WRITTEN TASK: Narrow the data below down to the lines containing "February".

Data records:
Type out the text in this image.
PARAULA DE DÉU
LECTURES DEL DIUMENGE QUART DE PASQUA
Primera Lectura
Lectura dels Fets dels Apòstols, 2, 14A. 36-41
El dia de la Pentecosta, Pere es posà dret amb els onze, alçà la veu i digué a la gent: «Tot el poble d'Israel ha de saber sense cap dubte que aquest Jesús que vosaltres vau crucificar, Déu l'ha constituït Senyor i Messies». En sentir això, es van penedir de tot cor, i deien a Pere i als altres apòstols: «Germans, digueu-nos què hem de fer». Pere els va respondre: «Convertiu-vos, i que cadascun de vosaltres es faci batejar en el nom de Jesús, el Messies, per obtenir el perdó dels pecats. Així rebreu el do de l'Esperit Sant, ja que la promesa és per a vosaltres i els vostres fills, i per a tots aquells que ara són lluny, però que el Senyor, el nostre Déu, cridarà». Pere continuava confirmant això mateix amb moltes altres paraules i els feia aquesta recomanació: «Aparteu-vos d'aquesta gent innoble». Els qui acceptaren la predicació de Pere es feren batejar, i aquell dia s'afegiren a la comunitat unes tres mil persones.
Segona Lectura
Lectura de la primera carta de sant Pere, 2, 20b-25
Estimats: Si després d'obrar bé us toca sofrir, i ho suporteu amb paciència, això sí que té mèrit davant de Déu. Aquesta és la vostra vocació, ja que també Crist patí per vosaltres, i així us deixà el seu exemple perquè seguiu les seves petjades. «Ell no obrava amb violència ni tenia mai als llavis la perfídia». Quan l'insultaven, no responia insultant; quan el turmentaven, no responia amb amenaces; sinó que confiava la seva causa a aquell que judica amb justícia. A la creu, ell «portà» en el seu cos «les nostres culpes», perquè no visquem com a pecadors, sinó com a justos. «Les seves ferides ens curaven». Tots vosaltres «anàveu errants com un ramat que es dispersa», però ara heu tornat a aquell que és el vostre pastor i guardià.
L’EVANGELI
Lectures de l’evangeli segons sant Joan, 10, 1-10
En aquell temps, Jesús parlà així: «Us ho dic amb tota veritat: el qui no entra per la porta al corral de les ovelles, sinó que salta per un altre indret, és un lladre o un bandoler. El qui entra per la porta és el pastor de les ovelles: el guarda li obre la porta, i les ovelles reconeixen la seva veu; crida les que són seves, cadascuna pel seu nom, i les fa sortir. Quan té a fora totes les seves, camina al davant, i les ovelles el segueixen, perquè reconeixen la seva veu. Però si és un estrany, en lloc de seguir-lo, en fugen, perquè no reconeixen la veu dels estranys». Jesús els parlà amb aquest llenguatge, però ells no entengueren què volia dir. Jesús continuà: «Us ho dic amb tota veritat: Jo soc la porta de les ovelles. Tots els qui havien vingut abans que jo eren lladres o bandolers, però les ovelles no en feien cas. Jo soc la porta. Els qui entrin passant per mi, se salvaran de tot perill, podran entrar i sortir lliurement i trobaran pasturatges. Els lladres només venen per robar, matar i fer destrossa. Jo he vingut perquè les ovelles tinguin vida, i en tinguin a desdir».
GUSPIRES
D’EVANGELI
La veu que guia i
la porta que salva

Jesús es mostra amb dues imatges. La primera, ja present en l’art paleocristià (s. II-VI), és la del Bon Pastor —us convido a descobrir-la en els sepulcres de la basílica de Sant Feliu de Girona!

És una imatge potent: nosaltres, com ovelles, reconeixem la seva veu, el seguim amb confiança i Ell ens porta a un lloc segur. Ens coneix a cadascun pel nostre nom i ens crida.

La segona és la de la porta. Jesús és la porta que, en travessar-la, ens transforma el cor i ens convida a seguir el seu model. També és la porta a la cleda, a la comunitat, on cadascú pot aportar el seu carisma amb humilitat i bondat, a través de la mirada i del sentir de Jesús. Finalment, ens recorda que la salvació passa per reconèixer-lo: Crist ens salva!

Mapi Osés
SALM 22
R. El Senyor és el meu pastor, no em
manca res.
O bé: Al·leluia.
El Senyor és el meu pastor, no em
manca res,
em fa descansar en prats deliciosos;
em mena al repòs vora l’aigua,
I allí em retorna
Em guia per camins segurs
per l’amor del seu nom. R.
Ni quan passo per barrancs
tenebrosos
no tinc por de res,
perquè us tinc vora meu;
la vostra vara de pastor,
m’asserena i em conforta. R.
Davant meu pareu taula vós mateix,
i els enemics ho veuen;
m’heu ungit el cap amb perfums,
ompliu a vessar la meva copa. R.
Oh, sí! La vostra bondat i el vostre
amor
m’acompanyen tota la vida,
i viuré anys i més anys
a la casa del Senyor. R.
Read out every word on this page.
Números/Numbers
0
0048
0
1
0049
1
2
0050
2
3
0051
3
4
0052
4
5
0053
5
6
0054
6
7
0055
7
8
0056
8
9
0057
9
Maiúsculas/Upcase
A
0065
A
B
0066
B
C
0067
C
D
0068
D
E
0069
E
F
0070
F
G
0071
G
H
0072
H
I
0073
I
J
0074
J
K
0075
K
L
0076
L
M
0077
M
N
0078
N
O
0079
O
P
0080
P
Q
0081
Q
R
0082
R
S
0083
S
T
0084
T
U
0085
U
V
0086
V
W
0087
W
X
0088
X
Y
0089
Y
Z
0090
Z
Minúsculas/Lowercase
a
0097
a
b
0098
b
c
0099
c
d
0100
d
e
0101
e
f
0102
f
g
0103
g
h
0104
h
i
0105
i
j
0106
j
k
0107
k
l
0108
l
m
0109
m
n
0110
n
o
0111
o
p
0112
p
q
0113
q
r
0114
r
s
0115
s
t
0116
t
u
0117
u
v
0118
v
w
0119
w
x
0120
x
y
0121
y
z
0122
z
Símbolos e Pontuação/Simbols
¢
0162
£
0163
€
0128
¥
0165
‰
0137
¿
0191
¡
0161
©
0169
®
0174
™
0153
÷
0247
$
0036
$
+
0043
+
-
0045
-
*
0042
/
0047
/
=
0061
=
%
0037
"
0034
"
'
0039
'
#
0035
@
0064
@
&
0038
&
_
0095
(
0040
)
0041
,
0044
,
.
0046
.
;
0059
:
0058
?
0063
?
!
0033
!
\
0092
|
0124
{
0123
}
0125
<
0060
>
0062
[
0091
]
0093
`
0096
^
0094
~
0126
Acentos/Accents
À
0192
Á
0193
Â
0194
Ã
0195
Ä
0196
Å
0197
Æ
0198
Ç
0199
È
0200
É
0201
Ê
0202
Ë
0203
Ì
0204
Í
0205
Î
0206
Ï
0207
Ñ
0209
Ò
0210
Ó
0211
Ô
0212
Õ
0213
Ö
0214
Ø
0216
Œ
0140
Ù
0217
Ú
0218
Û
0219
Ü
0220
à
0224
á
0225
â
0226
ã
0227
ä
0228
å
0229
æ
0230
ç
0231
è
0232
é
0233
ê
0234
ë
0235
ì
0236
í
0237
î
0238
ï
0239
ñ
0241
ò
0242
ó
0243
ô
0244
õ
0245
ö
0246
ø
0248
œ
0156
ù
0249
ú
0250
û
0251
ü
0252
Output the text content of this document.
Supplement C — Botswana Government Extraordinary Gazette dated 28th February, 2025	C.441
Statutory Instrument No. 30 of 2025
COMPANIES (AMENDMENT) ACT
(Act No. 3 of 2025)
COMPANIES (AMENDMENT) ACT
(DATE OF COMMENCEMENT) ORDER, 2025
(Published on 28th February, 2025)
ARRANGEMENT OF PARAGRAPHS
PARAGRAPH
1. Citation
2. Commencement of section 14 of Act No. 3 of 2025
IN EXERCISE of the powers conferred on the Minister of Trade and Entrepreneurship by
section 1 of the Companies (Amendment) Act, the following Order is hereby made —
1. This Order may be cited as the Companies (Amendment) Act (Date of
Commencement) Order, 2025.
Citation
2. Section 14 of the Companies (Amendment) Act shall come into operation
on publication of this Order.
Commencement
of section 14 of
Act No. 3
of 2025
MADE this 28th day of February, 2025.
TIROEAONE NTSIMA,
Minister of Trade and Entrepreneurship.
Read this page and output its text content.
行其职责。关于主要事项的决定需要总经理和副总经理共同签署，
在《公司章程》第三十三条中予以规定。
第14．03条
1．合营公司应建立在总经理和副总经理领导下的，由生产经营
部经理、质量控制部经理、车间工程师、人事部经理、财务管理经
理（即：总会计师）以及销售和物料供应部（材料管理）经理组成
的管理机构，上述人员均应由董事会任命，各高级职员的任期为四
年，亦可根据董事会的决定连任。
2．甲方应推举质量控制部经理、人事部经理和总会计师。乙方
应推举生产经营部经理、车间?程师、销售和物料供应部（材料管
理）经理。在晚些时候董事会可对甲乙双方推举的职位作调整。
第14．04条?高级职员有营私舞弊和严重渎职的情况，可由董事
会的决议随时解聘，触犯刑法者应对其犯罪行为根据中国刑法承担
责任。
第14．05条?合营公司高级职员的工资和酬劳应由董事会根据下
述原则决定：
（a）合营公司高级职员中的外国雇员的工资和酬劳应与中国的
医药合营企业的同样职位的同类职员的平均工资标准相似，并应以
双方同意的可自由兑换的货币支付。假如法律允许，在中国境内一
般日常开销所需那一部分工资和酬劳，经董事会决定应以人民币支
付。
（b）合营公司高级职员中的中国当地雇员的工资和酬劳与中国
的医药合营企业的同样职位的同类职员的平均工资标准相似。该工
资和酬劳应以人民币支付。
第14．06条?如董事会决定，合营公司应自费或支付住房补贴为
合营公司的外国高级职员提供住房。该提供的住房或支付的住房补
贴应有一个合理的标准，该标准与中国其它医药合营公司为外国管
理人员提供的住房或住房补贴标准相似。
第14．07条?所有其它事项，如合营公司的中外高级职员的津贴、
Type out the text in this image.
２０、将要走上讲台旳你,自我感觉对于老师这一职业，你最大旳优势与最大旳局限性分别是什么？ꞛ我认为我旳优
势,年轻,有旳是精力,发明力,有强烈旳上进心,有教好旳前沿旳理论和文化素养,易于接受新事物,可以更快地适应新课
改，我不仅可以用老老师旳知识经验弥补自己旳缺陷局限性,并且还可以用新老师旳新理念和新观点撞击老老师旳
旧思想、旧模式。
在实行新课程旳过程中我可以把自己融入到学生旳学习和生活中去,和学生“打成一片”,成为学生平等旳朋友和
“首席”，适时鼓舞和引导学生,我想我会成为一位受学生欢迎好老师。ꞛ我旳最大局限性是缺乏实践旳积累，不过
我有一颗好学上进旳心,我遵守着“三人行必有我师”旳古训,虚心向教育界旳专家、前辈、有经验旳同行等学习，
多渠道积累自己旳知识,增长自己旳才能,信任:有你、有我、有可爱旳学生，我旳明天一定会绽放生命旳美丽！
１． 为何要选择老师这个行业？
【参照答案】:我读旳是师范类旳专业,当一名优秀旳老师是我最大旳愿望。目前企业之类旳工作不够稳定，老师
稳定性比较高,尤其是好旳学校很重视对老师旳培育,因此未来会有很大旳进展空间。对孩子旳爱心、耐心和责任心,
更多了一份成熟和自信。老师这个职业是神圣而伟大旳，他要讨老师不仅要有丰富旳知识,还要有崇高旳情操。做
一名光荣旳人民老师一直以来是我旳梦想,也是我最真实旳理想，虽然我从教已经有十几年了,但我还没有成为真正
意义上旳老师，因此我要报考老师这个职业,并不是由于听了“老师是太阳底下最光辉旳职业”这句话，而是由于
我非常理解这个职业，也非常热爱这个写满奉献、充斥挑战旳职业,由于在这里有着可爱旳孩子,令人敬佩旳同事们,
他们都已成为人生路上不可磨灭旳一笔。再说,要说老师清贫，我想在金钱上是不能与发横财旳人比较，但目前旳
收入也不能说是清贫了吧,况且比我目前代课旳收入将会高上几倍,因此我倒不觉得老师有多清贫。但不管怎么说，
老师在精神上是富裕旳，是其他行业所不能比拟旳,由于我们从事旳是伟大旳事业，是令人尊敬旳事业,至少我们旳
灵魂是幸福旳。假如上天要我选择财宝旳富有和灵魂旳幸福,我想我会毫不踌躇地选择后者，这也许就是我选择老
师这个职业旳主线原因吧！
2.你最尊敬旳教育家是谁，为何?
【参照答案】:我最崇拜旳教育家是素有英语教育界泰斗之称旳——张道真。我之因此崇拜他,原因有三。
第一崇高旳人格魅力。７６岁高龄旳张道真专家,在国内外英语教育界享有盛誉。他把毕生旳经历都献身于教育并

ANSWER FOR THE TASK:
Supplement C — Botswana Government Extraordinary Gazette dated 28th February, 2025	C.441
(Published on 28th February, 2025)
MADE this 28th day of February, 2025.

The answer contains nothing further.